— start of RAW DATA —
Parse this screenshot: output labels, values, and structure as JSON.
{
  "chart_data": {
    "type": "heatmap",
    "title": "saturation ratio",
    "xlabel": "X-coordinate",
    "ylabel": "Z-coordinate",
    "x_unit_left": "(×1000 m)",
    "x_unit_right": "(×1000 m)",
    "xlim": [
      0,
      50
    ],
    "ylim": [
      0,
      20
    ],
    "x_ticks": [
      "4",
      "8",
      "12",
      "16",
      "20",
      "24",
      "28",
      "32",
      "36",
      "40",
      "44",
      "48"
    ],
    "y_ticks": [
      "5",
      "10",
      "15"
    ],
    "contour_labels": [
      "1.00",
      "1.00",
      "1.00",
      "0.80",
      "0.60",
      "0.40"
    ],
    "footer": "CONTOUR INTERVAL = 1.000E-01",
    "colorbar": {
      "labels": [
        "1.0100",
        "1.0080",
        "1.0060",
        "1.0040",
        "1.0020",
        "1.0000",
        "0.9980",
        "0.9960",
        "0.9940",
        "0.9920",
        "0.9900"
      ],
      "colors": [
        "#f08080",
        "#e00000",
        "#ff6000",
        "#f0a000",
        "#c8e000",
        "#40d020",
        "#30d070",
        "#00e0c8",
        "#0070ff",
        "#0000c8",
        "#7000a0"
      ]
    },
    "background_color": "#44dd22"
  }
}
— end of RAW DATA —
### TASK BRIEF
Go through the records and gather the lines that hold "coordinate".

### RESULT OF THE TASK
    "xlabel": "X-coordinate",
    "ylabel": "Z-coordinate",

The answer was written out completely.